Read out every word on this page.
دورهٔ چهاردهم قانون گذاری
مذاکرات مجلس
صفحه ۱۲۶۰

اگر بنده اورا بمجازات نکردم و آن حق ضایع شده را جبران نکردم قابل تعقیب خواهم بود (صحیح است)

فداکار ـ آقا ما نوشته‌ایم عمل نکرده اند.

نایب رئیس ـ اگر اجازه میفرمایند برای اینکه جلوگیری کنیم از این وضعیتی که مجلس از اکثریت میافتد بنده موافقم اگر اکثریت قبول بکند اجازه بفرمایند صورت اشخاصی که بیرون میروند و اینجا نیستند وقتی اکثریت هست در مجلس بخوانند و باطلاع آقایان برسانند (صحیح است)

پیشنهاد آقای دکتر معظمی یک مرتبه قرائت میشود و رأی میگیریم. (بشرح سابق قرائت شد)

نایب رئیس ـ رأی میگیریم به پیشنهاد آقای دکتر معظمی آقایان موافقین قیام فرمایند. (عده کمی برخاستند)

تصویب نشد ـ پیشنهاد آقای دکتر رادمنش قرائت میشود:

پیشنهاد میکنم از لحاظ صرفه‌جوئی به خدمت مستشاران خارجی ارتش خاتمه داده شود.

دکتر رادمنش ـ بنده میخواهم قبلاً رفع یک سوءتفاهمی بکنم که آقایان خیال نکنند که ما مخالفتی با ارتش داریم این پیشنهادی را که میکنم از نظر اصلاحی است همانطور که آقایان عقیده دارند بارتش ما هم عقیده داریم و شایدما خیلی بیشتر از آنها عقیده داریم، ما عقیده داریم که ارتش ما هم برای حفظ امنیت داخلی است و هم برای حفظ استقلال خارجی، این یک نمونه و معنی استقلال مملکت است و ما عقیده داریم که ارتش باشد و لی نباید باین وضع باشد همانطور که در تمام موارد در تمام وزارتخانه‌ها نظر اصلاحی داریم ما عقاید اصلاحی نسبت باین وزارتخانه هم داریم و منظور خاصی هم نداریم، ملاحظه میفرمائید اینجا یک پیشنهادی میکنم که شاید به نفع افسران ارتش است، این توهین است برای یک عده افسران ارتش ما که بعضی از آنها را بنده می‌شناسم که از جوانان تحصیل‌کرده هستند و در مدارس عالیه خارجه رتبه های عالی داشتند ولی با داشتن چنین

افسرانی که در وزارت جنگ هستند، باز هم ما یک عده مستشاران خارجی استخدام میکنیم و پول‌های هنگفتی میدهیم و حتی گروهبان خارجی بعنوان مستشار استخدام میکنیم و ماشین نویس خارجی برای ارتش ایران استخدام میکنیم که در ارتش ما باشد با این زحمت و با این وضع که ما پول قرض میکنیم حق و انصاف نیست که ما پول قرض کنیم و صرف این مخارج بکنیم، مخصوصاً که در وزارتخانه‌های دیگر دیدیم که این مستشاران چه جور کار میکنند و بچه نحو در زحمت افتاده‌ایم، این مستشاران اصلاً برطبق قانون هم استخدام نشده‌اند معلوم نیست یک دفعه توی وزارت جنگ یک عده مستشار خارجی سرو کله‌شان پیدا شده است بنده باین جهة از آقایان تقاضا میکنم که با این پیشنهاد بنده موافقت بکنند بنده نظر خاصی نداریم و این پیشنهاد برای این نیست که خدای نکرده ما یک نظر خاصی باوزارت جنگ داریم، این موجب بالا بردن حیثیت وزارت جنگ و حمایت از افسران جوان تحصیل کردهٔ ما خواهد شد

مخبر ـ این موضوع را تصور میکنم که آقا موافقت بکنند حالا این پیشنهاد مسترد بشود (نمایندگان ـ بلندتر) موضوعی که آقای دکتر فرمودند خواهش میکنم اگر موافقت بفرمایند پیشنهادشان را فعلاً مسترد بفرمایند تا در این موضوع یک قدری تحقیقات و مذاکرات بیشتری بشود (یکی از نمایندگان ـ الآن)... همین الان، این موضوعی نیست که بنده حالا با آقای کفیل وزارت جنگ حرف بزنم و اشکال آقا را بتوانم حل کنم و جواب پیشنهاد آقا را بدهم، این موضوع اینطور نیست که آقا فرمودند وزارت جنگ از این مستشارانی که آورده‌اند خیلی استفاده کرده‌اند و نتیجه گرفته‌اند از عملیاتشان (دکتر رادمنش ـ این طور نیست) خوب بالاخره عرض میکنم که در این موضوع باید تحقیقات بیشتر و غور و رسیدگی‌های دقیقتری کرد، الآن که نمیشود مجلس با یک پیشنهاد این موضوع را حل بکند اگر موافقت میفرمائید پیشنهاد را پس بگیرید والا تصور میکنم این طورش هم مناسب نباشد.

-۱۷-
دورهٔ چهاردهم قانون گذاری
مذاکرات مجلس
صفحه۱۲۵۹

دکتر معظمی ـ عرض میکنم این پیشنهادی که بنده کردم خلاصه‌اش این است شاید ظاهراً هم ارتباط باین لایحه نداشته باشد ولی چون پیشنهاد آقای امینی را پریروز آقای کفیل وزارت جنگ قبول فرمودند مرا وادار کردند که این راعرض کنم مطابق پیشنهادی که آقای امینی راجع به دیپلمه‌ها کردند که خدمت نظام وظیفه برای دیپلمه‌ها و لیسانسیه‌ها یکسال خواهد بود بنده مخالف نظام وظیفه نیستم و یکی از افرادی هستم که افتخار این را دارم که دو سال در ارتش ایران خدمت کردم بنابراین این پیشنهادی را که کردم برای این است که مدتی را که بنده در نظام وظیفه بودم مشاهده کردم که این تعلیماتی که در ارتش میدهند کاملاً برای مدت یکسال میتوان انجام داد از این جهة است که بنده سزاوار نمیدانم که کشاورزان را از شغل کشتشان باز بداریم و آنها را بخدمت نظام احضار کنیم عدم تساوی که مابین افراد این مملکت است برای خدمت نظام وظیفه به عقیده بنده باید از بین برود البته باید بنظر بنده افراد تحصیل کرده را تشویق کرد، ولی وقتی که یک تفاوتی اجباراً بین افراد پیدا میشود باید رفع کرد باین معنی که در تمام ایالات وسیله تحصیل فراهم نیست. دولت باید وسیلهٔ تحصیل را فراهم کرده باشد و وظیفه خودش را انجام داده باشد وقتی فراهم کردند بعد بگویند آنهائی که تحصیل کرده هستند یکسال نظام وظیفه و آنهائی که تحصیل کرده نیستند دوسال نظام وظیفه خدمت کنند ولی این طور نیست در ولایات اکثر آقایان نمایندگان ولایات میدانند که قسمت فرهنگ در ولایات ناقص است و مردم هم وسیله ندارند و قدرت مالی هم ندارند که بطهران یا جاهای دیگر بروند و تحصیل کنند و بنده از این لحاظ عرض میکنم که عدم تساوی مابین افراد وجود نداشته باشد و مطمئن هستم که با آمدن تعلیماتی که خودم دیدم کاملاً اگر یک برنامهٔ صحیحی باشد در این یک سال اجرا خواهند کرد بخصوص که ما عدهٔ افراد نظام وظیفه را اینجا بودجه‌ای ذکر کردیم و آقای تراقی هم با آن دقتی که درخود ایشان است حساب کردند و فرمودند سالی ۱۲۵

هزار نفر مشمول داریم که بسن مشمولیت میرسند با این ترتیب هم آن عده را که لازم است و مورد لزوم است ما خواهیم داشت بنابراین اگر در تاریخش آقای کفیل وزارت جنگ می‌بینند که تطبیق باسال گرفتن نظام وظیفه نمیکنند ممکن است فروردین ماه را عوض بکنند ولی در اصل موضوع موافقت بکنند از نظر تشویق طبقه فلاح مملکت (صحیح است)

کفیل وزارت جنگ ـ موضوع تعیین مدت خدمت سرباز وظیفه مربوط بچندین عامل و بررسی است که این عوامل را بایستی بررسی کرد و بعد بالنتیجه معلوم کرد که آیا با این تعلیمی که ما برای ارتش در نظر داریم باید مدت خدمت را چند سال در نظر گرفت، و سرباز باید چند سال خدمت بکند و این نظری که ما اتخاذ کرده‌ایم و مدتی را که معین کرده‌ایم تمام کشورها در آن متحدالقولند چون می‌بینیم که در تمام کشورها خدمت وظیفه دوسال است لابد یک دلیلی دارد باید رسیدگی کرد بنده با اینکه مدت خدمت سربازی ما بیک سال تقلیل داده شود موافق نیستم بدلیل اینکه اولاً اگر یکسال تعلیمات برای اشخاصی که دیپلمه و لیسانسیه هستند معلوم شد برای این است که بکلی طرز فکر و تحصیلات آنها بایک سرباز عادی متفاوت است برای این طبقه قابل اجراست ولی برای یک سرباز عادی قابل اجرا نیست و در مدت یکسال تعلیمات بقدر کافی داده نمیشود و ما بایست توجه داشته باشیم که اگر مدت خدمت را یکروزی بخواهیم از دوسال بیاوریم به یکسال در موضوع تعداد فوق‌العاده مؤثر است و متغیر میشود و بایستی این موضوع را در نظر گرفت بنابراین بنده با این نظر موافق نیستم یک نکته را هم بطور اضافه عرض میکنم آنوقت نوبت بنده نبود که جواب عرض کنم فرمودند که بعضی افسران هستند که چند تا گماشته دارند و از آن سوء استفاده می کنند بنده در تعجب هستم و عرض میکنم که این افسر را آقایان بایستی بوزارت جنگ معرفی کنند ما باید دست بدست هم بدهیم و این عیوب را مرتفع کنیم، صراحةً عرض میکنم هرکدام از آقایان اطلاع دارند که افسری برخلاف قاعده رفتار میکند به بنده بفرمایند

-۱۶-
+ + + +
**Exercise requirements**
Which lines contain the word "نکرده"? Copy each one.

**Result for this exercise**
فداکار ـ آقا ما نوشته‌ایم عمل نکرده اند.
افسرانی که در وزارت جنگ هستند، باز هم ما یک عده مستشاران خارجی استخدام میکنیم و پول‌های هنگفتی میدهیم و حتی گروهبان خارجی بعنوان مستشار استخدام میکنیم و ماشین نویس خارجی برای ارتش ایران استخدام میکنیم که در ارتش ما باشد با این زحمت و با این وضع که ما پول قرض میکنیم حق و انصاف نیست که ما پول قرض کنیم و صرف این مخارج بکنیم، مخصوصاً که در وزارتخانه‌های دیگر دیدیم که این مستشاران چه جور کار میکنند و بچه نحو در زحمت افتاده‌ایم، این مستشاران اصلاً برطبق قانون هم استخدام نشده‌اند معلوم نیست یک دفعه توی وزارت جنگ یک عده مستشار خارجی سرو کله‌شان پیدا شده است بنده باین جهة از آقایان تقاضا میکنم که با این پیشنهاد بنده موافقت بکنند بنده نظر خاصی نداریم و این پیشنهاد برای این نیست که خدای نکرده ما یک نظر خاصی باوزارت جنگ داریم، این موجب بالا بردن حیثیت وزارت جنگ و حمایت از افسران جوان تحصیل کردهٔ ما خواهد شد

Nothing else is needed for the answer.